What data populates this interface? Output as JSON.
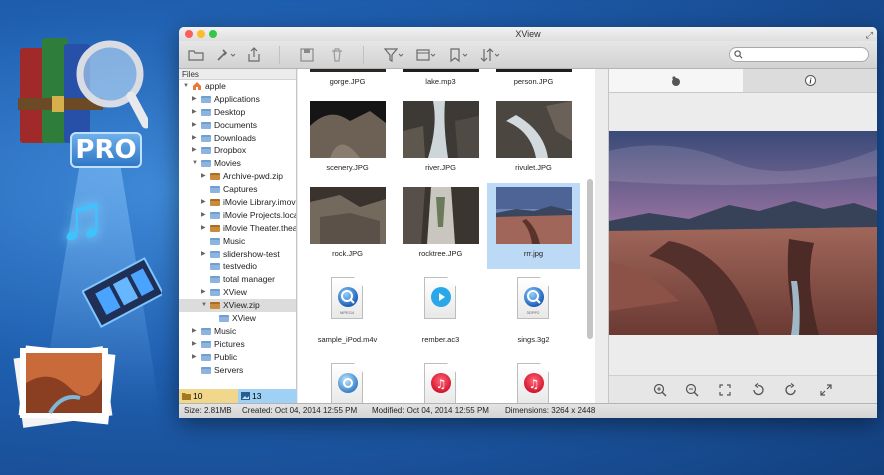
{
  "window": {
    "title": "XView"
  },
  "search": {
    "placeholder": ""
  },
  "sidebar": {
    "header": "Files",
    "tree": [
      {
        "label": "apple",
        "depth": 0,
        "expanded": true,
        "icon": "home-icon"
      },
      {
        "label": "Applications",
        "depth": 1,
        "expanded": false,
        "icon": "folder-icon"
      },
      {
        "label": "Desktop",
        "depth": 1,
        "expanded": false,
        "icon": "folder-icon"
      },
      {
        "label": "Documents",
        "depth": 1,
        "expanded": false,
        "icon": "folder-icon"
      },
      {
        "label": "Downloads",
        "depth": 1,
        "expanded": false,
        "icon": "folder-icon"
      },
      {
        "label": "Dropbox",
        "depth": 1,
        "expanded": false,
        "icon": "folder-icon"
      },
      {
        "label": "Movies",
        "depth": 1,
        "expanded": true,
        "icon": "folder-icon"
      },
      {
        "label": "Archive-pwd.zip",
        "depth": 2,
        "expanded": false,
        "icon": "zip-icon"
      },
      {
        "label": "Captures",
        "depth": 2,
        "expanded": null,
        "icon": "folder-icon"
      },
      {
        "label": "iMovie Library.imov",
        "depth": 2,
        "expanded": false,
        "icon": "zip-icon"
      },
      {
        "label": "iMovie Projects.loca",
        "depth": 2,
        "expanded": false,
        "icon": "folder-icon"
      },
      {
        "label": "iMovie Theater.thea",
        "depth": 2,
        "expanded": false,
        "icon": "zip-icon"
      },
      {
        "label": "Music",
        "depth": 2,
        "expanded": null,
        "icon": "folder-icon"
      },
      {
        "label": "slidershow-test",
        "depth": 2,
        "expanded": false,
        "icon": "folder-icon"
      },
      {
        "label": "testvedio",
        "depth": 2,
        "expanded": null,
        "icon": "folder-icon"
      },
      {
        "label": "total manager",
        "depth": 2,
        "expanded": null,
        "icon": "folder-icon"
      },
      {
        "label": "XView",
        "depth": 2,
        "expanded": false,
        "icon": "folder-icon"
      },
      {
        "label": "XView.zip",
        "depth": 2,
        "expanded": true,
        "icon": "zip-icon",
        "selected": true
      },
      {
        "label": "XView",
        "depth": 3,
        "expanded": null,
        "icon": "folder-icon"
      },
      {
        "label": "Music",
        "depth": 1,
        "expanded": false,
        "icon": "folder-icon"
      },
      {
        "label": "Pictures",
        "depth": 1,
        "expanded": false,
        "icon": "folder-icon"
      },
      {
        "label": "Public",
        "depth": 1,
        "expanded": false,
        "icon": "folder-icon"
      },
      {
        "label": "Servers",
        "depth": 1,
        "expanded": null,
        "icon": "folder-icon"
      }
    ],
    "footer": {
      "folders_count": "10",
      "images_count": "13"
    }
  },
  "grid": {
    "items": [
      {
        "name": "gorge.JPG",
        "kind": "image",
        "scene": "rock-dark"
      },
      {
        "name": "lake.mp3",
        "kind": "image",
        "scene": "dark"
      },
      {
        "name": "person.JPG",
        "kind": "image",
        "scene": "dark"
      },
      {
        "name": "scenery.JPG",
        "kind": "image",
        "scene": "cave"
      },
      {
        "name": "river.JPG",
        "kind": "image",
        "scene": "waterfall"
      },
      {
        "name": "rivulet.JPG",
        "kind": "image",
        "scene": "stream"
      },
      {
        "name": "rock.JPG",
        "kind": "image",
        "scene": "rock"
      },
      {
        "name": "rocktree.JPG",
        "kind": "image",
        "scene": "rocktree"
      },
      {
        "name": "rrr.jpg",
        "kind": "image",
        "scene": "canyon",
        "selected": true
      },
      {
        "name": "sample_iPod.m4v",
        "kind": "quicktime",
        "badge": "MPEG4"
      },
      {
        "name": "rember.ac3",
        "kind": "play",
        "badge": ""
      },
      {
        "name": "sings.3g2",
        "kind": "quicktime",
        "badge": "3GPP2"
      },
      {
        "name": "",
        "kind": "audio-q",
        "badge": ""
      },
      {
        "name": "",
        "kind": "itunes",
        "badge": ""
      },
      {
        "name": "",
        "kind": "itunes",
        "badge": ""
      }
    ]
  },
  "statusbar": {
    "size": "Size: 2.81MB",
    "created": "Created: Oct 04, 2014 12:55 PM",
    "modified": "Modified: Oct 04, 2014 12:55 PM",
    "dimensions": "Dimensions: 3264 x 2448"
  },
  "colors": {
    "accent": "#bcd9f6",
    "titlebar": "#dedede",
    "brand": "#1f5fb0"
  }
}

Task: Pictures in the records above are not copied; print everything else exactly.

Worked answer:
What data populates this interface? Output as JSON.
{
  "window": {
    "title": "XView"
  },
  "search": {
    "placeholder": ""
  },
  "sidebar": {
    "header": "Files",
    "tree": [
      {
        "label": "apple",
        "depth": 0,
        "expanded": true,
        "icon": "home-icon"
      },
      {
        "label": "Applications",
        "depth": 1,
        "expanded": false,
        "icon": "folder-icon"
      },
      {
        "label": "Desktop",
        "depth": 1,
        "expanded": false,
        "icon": "folder-icon"
      },
      {
        "label": "Documents",
        "depth": 1,
        "expanded": false,
        "icon": "folder-icon"
      },
      {
        "label": "Downloads",
        "depth": 1,
        "expanded": false,
        "icon": "folder-icon"
      },
      {
        "label": "Dropbox",
        "depth": 1,
        "expanded": false,
        "icon": "folder-icon"
      },
      {
        "label": "Movies",
        "depth": 1,
        "expanded": true,
        "icon": "folder-icon"
      },
      {
        "label": "Archive-pwd.zip",
        "depth": 2,
        "expanded": false,
        "icon": "zip-icon"
      },
      {
        "label": "Captures",
        "depth": 2,
        "expanded": null,
        "icon": "folder-icon"
      },
      {
        "label": "iMovie Library.imov",
        "depth": 2,
        "expanded": false,
        "icon": "zip-icon"
      },
      {
        "label": "iMovie Projects.loca",
        "depth": 2,
        "expanded": false,
        "icon": "folder-icon"
      },
      {
        "label": "iMovie Theater.thea",
        "depth": 2,
        "expanded": false,
        "icon": "zip-icon"
      },
      {
        "label": "Music",
        "depth": 2,
        "expanded": null,
        "icon": "folder-icon"
      },
      {
        "label": "slidershow-test",
        "depth": 2,
        "expanded": false,
        "icon": "folder-icon"
      },
      {
        "label": "testvedio",
        "depth": 2,
        "expanded": null,
        "icon": "folder-icon"
      },
      {
        "label": "total manager",
        "depth": 2,
        "expanded": null,
        "icon": "folder-icon"
      },
      {
        "label": "XView",
        "depth": 2,
        "expanded": false,
        "icon": "folder-icon"
      },
      {
        "label": "XView.zip",
        "depth": 2,
        "expanded": true,
        "icon": "zip-icon",
        "selected": true
      },
      {
        "label": "XView",
        "depth": 3,
        "expanded": null,
        "icon": "folder-icon"
      },
      {
        "label": "Music",
        "depth": 1,
        "expanded": false,
        "icon": "folder-icon"
      },
      {
        "label": "Pictures",
        "depth": 1,
        "expanded": false,
        "icon": "folder-icon"
      },
      {
        "label": "Public",
        "depth": 1,
        "expanded": false,
        "icon": "folder-icon"
      },
      {
        "label": "Servers",
        "depth": 1,
        "expanded": null,
        "icon": "folder-icon"
      }
    ],
    "footer": {
      "folders_count": "10",
      "images_count": "13"
    }
  },
  "grid": {
    "items": [
      {
        "name": "gorge.JPG",
        "kind": "image",
        "scene": "rock-dark"
      },
      {
        "name": "lake.mp3",
        "kind": "image",
        "scene": "dark"
      },
      {
        "name": "person.JPG",
        "kind": "image",
        "scene": "dark"
      },
      {
        "name": "scenery.JPG",
        "kind": "image",
        "scene": "cave"
      },
      {
        "name": "river.JPG",
        "kind": "image",
        "scene": "waterfall"
      },
      {
        "name": "rivulet.JPG",
        "kind": "image",
        "scene": "stream"
      },
      {
        "name": "rock.JPG",
        "kind": "image",
        "scene": "rock"
      },
      {
        "name": "rocktree.JPG",
        "kind": "image",
        "scene": "rocktree"
      },
      {
        "name": "rrr.jpg",
        "kind": "image",
        "scene": "canyon",
        "selected": true
      },
      {
        "name": "sample_iPod.m4v",
        "kind": "quicktime",
        "badge": "MPEG4"
      },
      {
        "name": "rember.ac3",
        "kind": "play",
        "badge": ""
      },
      {
        "name": "sings.3g2",
        "kind": "quicktime",
        "badge": "3GPP2"
      },
      {
        "name": "",
        "kind": "audio-q",
        "badge": ""
      },
      {
        "name": "",
        "kind": "itunes",
        "badge": ""
      },
      {
        "name": "",
        "kind": "itunes",
        "badge": ""
      }
    ]
  },
  "statusbar": {
    "size": "Size: 2.81MB",
    "created": "Created: Oct 04, 2014 12:55 PM",
    "modified": "Modified: Oct 04, 2014 12:55 PM",
    "dimensions": "Dimensions: 3264 x 2448"
  },
  "colors": {
    "accent": "#bcd9f6",
    "titlebar": "#dedede",
    "brand": "#1f5fb0"
  }
}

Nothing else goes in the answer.